#### SHORT PROBLEM
Set down the material below in full, matching it exactly.

[Items from a figure collection]
* * *

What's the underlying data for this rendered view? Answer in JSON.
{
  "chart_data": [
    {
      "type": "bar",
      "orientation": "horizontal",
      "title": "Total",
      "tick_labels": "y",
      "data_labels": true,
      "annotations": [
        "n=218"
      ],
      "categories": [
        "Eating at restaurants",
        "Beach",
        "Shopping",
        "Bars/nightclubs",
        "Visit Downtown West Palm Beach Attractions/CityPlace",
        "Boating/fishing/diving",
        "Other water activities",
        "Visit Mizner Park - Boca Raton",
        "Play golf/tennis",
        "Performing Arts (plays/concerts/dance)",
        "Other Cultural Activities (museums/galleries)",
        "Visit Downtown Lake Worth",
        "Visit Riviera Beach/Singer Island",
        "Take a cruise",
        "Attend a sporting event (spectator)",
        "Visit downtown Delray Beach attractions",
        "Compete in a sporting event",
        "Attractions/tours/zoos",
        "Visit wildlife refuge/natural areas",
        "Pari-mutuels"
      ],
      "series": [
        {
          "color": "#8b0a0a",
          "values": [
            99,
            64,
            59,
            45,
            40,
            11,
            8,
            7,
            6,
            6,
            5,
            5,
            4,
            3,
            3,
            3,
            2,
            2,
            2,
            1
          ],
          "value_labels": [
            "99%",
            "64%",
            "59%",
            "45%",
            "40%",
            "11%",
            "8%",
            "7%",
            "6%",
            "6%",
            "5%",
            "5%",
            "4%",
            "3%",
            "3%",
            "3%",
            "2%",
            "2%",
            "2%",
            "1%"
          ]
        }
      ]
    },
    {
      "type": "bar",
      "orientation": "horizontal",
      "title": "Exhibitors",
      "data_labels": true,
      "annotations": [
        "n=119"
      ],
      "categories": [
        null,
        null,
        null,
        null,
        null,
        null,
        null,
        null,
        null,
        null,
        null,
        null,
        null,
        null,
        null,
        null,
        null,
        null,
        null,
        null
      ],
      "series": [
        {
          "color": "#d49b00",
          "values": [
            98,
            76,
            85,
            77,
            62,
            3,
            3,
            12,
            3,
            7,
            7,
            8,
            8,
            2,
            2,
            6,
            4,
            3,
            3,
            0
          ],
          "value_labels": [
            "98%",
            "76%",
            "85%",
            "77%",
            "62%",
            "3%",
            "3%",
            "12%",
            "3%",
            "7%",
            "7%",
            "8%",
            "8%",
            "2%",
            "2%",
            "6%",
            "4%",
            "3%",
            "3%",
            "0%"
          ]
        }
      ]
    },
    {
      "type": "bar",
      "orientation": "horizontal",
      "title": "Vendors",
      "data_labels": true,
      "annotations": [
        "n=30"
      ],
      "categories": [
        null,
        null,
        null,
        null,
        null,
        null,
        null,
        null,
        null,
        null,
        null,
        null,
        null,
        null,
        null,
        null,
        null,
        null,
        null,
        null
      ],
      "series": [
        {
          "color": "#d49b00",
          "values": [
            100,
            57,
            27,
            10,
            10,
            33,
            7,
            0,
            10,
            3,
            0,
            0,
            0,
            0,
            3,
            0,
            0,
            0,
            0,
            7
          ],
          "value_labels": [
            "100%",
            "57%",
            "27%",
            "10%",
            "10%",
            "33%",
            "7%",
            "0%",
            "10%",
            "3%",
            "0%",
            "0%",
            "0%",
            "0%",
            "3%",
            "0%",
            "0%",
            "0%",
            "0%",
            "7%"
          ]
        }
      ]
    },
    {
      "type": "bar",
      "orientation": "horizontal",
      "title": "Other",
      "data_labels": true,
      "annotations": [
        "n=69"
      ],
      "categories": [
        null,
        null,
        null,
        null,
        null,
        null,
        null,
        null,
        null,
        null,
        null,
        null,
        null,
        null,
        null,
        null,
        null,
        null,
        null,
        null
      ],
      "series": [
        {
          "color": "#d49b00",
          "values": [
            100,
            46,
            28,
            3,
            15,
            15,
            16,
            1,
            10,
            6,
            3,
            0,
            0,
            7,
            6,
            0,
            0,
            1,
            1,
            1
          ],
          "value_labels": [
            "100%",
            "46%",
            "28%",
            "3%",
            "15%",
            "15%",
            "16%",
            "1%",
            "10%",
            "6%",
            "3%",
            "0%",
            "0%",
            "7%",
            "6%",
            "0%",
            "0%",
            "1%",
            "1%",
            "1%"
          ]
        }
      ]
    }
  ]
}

* * *

#### EXERCISE ANSWER
What's the underlying data for this rendered view? Answer in JSON.
{
  "chart_data": [
    {
      "type": "bar",
      "orientation": "horizontal",
      "title": "Total",
      "tick_labels": "y",
      "data_labels": true,
      "annotations": [
        "n=218"
      ],
      "categories": [
        "Eating at restaurants",
        "Beach",
        "Shopping",
        "Bars/nightclubs",
        "Visit Downtown West Palm Beach Attractions/CityPlace",
        "Boating/fishing/diving",
        "Other water activities",
        "Visit Mizner Park - Boca Raton",
        "Play golf/tennis",
        "Performing Arts (plays/concerts/dance)",
        "Other Cultural Activities (museums/galleries)",
        "Visit Downtown Lake Worth",
        "Visit Riviera Beach/Singer Island",
        "Take a cruise",
        "Attend a sporting event (spectator)",
        "Visit downtown Delray Beach attractions",
        "Compete in a sporting event",
        "Attractions/tours/zoos",
        "Visit wildlife refuge/natural areas",
        "Pari-mutuels"
      ],
      "series": [
        {
          "color": "#8b0a0a",
          "values": [
            99,
            64,
            59,
            45,
            40,
            11,
            8,
            7,
            6,
            6,
            5,
            5,
            4,
            3,
            3,
            3,
            2,
            2,
            2,
            1
          ],
          "value_labels": [
            "99%",
            "64%",
            "59%",
            "45%",
            "40%",
            "11%",
            "8%",
            "7%",
            "6%",
            "6%",
            "5%",
            "5%",
            "4%",
            "3%",
            "3%",
            "3%",
            "2%",
            "2%",
            "2%",
            "1%"
          ]
        }
      ]
    },
    {
      "type": "bar",
      "orientation": "horizontal",
      "title": "Exhibitors",
      "data_labels": true,
      "annotations": [
        "n=119"
      ],
      "categories": [
        null,
        null,
        null,
        null,
        null,
        null,
        null,
        null,
        null,
        null,
        null,
        null,
        null,
        null,
        null,
        null,
        null,
        null,
        null,
        null
      ],
      "series": [
        {
          "color": "#d49b00",
          "values": [
            98,
            76,
            85,
            77,
            62,
            3,
            3,
            12,
            3,
            7,
            7,
            8,
            8,
            2,
            2,
            6,
            4,
            3,
            3,
            0
          ],
          "value_labels": [
            "98%",
            "76%",
            "85%",
            "77%",
            "62%",
            "3%",
            "3%",
            "12%",
            "3%",
            "7%",
            "7%",
            "8%",
            "8%",
            "2%",
            "2%",
            "6%",
            "4%",
            "3%",
            "3%",
            "0%"
          ]
        }
      ]
    },
    {
      "type": "bar",
      "orientation": "horizontal",
      "title": "Vendors",
      "data_labels": true,
      "annotations": [
        "n=30"
      ],
      "categories": [
        null,
        null,
        null,
        null,
        null,
        null,
        null,
        null,
        null,
        null,
        null,
        null,
        null,
        null,
        null,
        null,
        null,
        null,
        null,
        null
      ],
      "series": [
        {
          "color": "#d49b00",
          "values": [
            100,
            57,
            27,
            10,
            10,
            33,
            7,
            0,
            10,
            3,
            0,
            0,
            0,
            0,
            3,
            0,
            0,
            0,
            0,
            7
          ],
          "value_labels": [
            "100%",
            "57%",
            "27%",
            "10%",
            "10%",
            "33%",
            "7%",
            "0%",
            "10%",
            "3%",
            "0%",
            "0%",
            "0%",
            "0%",
            "3%",
            "0%",
            "0%",
            "0%",
            "0%",
            "7%"
          ]
        }
      ]
    },
    {
      "type": "bar",
      "orientation": "horizontal",
      "title": "Other",
      "data_labels": true,
      "annotations": [
        "n=69"
      ],
      "categories": [
        null,
        null,
        null,
        null,
        null,
        null,
        null,
        null,
        null,
        null,
        null,
        null,
        null,
        null,
        null,
        null,
        null,
        null,
        null,
        null
      ],
      "series": [
        {
          "color": "#d49b00",
          "values": [
            100,
            46,
            28,
            3,
            15,
            15,
            16,
            1,
            10,
            6,
            3,
            0,
            0,
            7,
            6,
            0,
            0,
            1,
            1,
            1
          ],
          "value_labels": [
            "100%",
            "46%",
            "28%",
            "3%",
            "15%",
            "15%",
            "16%",
            "1%",
            "10%",
            "6%",
            "3%",
            "0%",
            "0%",
            "7%",
            "6%",
            "0%",
            "0%",
            "1%",
            "1%",
            "1%"
          ]
        }
      ]
    }
  ]
}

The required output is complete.